## WORK TO BE COMPLETED
Return each line of the data below exactly, omitting any pictures.

● ● ● ● ●

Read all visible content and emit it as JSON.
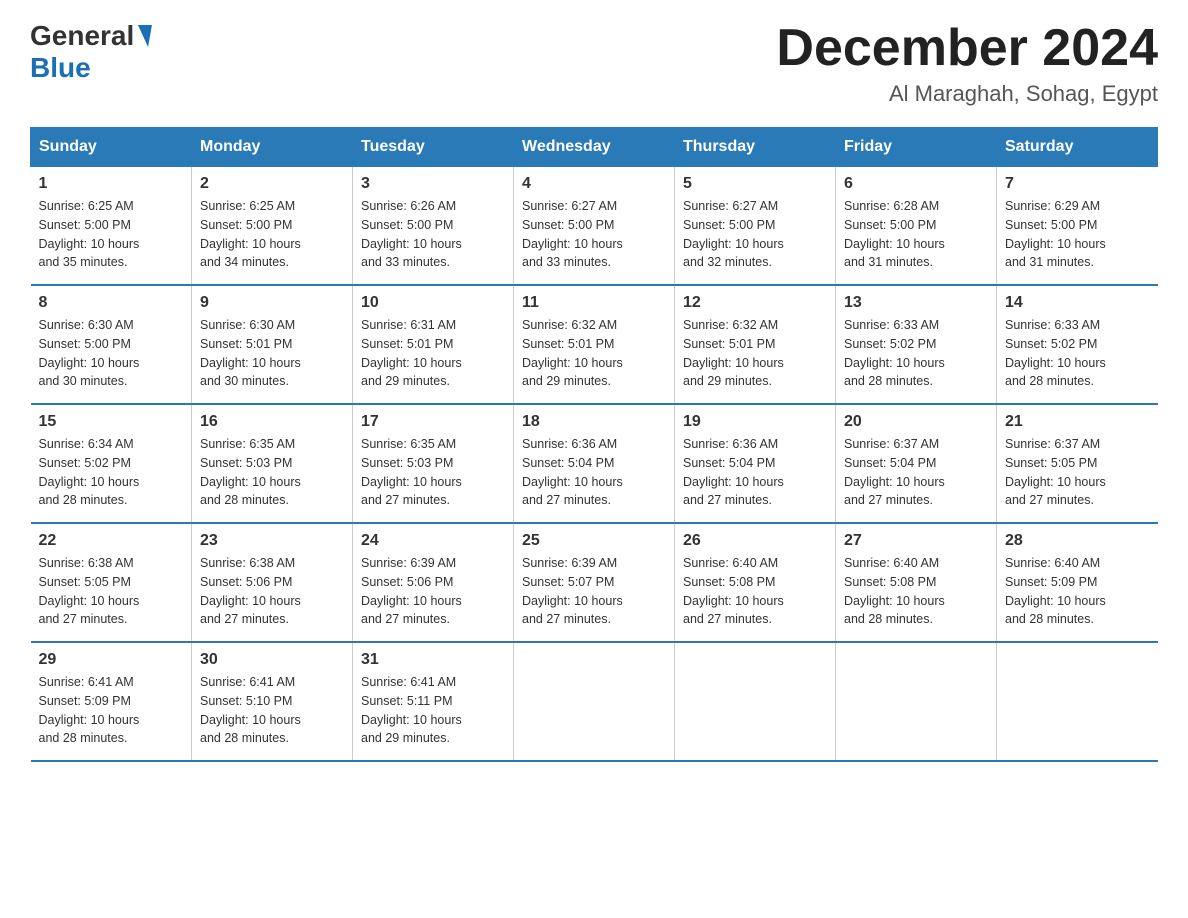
{
  "header": {
    "logo_general": "General",
    "logo_blue": "Blue",
    "month_title": "December 2024",
    "location": "Al Maraghah, Sohag, Egypt"
  },
  "columns": [
    "Sunday",
    "Monday",
    "Tuesday",
    "Wednesday",
    "Thursday",
    "Friday",
    "Saturday"
  ],
  "weeks": [
    [
      {
        "day": "1",
        "info": "Sunrise: 6:25 AM\nSunset: 5:00 PM\nDaylight: 10 hours\nand 35 minutes."
      },
      {
        "day": "2",
        "info": "Sunrise: 6:25 AM\nSunset: 5:00 PM\nDaylight: 10 hours\nand 34 minutes."
      },
      {
        "day": "3",
        "info": "Sunrise: 6:26 AM\nSunset: 5:00 PM\nDaylight: 10 hours\nand 33 minutes."
      },
      {
        "day": "4",
        "info": "Sunrise: 6:27 AM\nSunset: 5:00 PM\nDaylight: 10 hours\nand 33 minutes."
      },
      {
        "day": "5",
        "info": "Sunrise: 6:27 AM\nSunset: 5:00 PM\nDaylight: 10 hours\nand 32 minutes."
      },
      {
        "day": "6",
        "info": "Sunrise: 6:28 AM\nSunset: 5:00 PM\nDaylight: 10 hours\nand 31 minutes."
      },
      {
        "day": "7",
        "info": "Sunrise: 6:29 AM\nSunset: 5:00 PM\nDaylight: 10 hours\nand 31 minutes."
      }
    ],
    [
      {
        "day": "8",
        "info": "Sunrise: 6:30 AM\nSunset: 5:00 PM\nDaylight: 10 hours\nand 30 minutes."
      },
      {
        "day": "9",
        "info": "Sunrise: 6:30 AM\nSunset: 5:01 PM\nDaylight: 10 hours\nand 30 minutes."
      },
      {
        "day": "10",
        "info": "Sunrise: 6:31 AM\nSunset: 5:01 PM\nDaylight: 10 hours\nand 29 minutes."
      },
      {
        "day": "11",
        "info": "Sunrise: 6:32 AM\nSunset: 5:01 PM\nDaylight: 10 hours\nand 29 minutes."
      },
      {
        "day": "12",
        "info": "Sunrise: 6:32 AM\nSunset: 5:01 PM\nDaylight: 10 hours\nand 29 minutes."
      },
      {
        "day": "13",
        "info": "Sunrise: 6:33 AM\nSunset: 5:02 PM\nDaylight: 10 hours\nand 28 minutes."
      },
      {
        "day": "14",
        "info": "Sunrise: 6:33 AM\nSunset: 5:02 PM\nDaylight: 10 hours\nand 28 minutes."
      }
    ],
    [
      {
        "day": "15",
        "info": "Sunrise: 6:34 AM\nSunset: 5:02 PM\nDaylight: 10 hours\nand 28 minutes."
      },
      {
        "day": "16",
        "info": "Sunrise: 6:35 AM\nSunset: 5:03 PM\nDaylight: 10 hours\nand 28 minutes."
      },
      {
        "day": "17",
        "info": "Sunrise: 6:35 AM\nSunset: 5:03 PM\nDaylight: 10 hours\nand 27 minutes."
      },
      {
        "day": "18",
        "info": "Sunrise: 6:36 AM\nSunset: 5:04 PM\nDaylight: 10 hours\nand 27 minutes."
      },
      {
        "day": "19",
        "info": "Sunrise: 6:36 AM\nSunset: 5:04 PM\nDaylight: 10 hours\nand 27 minutes."
      },
      {
        "day": "20",
        "info": "Sunrise: 6:37 AM\nSunset: 5:04 PM\nDaylight: 10 hours\nand 27 minutes."
      },
      {
        "day": "21",
        "info": "Sunrise: 6:37 AM\nSunset: 5:05 PM\nDaylight: 10 hours\nand 27 minutes."
      }
    ],
    [
      {
        "day": "22",
        "info": "Sunrise: 6:38 AM\nSunset: 5:05 PM\nDaylight: 10 hours\nand 27 minutes."
      },
      {
        "day": "23",
        "info": "Sunrise: 6:38 AM\nSunset: 5:06 PM\nDaylight: 10 hours\nand 27 minutes."
      },
      {
        "day": "24",
        "info": "Sunrise: 6:39 AM\nSunset: 5:06 PM\nDaylight: 10 hours\nand 27 minutes."
      },
      {
        "day": "25",
        "info": "Sunrise: 6:39 AM\nSunset: 5:07 PM\nDaylight: 10 hours\nand 27 minutes."
      },
      {
        "day": "26",
        "info": "Sunrise: 6:40 AM\nSunset: 5:08 PM\nDaylight: 10 hours\nand 27 minutes."
      },
      {
        "day": "27",
        "info": "Sunrise: 6:40 AM\nSunset: 5:08 PM\nDaylight: 10 hours\nand 28 minutes."
      },
      {
        "day": "28",
        "info": "Sunrise: 6:40 AM\nSunset: 5:09 PM\nDaylight: 10 hours\nand 28 minutes."
      }
    ],
    [
      {
        "day": "29",
        "info": "Sunrise: 6:41 AM\nSunset: 5:09 PM\nDaylight: 10 hours\nand 28 minutes."
      },
      {
        "day": "30",
        "info": "Sunrise: 6:41 AM\nSunset: 5:10 PM\nDaylight: 10 hours\nand 28 minutes."
      },
      {
        "day": "31",
        "info": "Sunrise: 6:41 AM\nSunset: 5:11 PM\nDaylight: 10 hours\nand 29 minutes."
      },
      {
        "day": "",
        "info": ""
      },
      {
        "day": "",
        "info": ""
      },
      {
        "day": "",
        "info": ""
      },
      {
        "day": "",
        "info": ""
      }
    ]
  ]
}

● ● ● ● ●

## COMPLETE OUTPUT
Read all visible content and emit it as JSON.
{
  "header": {
    "logo_general": "General",
    "logo_blue": "Blue",
    "month_title": "December 2024",
    "location": "Al Maraghah, Sohag, Egypt"
  },
  "columns": [
    "Sunday",
    "Monday",
    "Tuesday",
    "Wednesday",
    "Thursday",
    "Friday",
    "Saturday"
  ],
  "weeks": [
    [
      {
        "day": "1",
        "info": "Sunrise: 6:25 AM\nSunset: 5:00 PM\nDaylight: 10 hours\nand 35 minutes."
      },
      {
        "day": "2",
        "info": "Sunrise: 6:25 AM\nSunset: 5:00 PM\nDaylight: 10 hours\nand 34 minutes."
      },
      {
        "day": "3",
        "info": "Sunrise: 6:26 AM\nSunset: 5:00 PM\nDaylight: 10 hours\nand 33 minutes."
      },
      {
        "day": "4",
        "info": "Sunrise: 6:27 AM\nSunset: 5:00 PM\nDaylight: 10 hours\nand 33 minutes."
      },
      {
        "day": "5",
        "info": "Sunrise: 6:27 AM\nSunset: 5:00 PM\nDaylight: 10 hours\nand 32 minutes."
      },
      {
        "day": "6",
        "info": "Sunrise: 6:28 AM\nSunset: 5:00 PM\nDaylight: 10 hours\nand 31 minutes."
      },
      {
        "day": "7",
        "info": "Sunrise: 6:29 AM\nSunset: 5:00 PM\nDaylight: 10 hours\nand 31 minutes."
      }
    ],
    [
      {
        "day": "8",
        "info": "Sunrise: 6:30 AM\nSunset: 5:00 PM\nDaylight: 10 hours\nand 30 minutes."
      },
      {
        "day": "9",
        "info": "Sunrise: 6:30 AM\nSunset: 5:01 PM\nDaylight: 10 hours\nand 30 minutes."
      },
      {
        "day": "10",
        "info": "Sunrise: 6:31 AM\nSunset: 5:01 PM\nDaylight: 10 hours\nand 29 minutes."
      },
      {
        "day": "11",
        "info": "Sunrise: 6:32 AM\nSunset: 5:01 PM\nDaylight: 10 hours\nand 29 minutes."
      },
      {
        "day": "12",
        "info": "Sunrise: 6:32 AM\nSunset: 5:01 PM\nDaylight: 10 hours\nand 29 minutes."
      },
      {
        "day": "13",
        "info": "Sunrise: 6:33 AM\nSunset: 5:02 PM\nDaylight: 10 hours\nand 28 minutes."
      },
      {
        "day": "14",
        "info": "Sunrise: 6:33 AM\nSunset: 5:02 PM\nDaylight: 10 hours\nand 28 minutes."
      }
    ],
    [
      {
        "day": "15",
        "info": "Sunrise: 6:34 AM\nSunset: 5:02 PM\nDaylight: 10 hours\nand 28 minutes."
      },
      {
        "day": "16",
        "info": "Sunrise: 6:35 AM\nSunset: 5:03 PM\nDaylight: 10 hours\nand 28 minutes."
      },
      {
        "day": "17",
        "info": "Sunrise: 6:35 AM\nSunset: 5:03 PM\nDaylight: 10 hours\nand 27 minutes."
      },
      {
        "day": "18",
        "info": "Sunrise: 6:36 AM\nSunset: 5:04 PM\nDaylight: 10 hours\nand 27 minutes."
      },
      {
        "day": "19",
        "info": "Sunrise: 6:36 AM\nSunset: 5:04 PM\nDaylight: 10 hours\nand 27 minutes."
      },
      {
        "day": "20",
        "info": "Sunrise: 6:37 AM\nSunset: 5:04 PM\nDaylight: 10 hours\nand 27 minutes."
      },
      {
        "day": "21",
        "info": "Sunrise: 6:37 AM\nSunset: 5:05 PM\nDaylight: 10 hours\nand 27 minutes."
      }
    ],
    [
      {
        "day": "22",
        "info": "Sunrise: 6:38 AM\nSunset: 5:05 PM\nDaylight: 10 hours\nand 27 minutes."
      },
      {
        "day": "23",
        "info": "Sunrise: 6:38 AM\nSunset: 5:06 PM\nDaylight: 10 hours\nand 27 minutes."
      },
      {
        "day": "24",
        "info": "Sunrise: 6:39 AM\nSunset: 5:06 PM\nDaylight: 10 hours\nand 27 minutes."
      },
      {
        "day": "25",
        "info": "Sunrise: 6:39 AM\nSunset: 5:07 PM\nDaylight: 10 hours\nand 27 minutes."
      },
      {
        "day": "26",
        "info": "Sunrise: 6:40 AM\nSunset: 5:08 PM\nDaylight: 10 hours\nand 27 minutes."
      },
      {
        "day": "27",
        "info": "Sunrise: 6:40 AM\nSunset: 5:08 PM\nDaylight: 10 hours\nand 28 minutes."
      },
      {
        "day": "28",
        "info": "Sunrise: 6:40 AM\nSunset: 5:09 PM\nDaylight: 10 hours\nand 28 minutes."
      }
    ],
    [
      {
        "day": "29",
        "info": "Sunrise: 6:41 AM\nSunset: 5:09 PM\nDaylight: 10 hours\nand 28 minutes."
      },
      {
        "day": "30",
        "info": "Sunrise: 6:41 AM\nSunset: 5:10 PM\nDaylight: 10 hours\nand 28 minutes."
      },
      {
        "day": "31",
        "info": "Sunrise: 6:41 AM\nSunset: 5:11 PM\nDaylight: 10 hours\nand 29 minutes."
      },
      {
        "day": "",
        "info": ""
      },
      {
        "day": "",
        "info": ""
      },
      {
        "day": "",
        "info": ""
      },
      {
        "day": "",
        "info": ""
      }
    ]
  ]
}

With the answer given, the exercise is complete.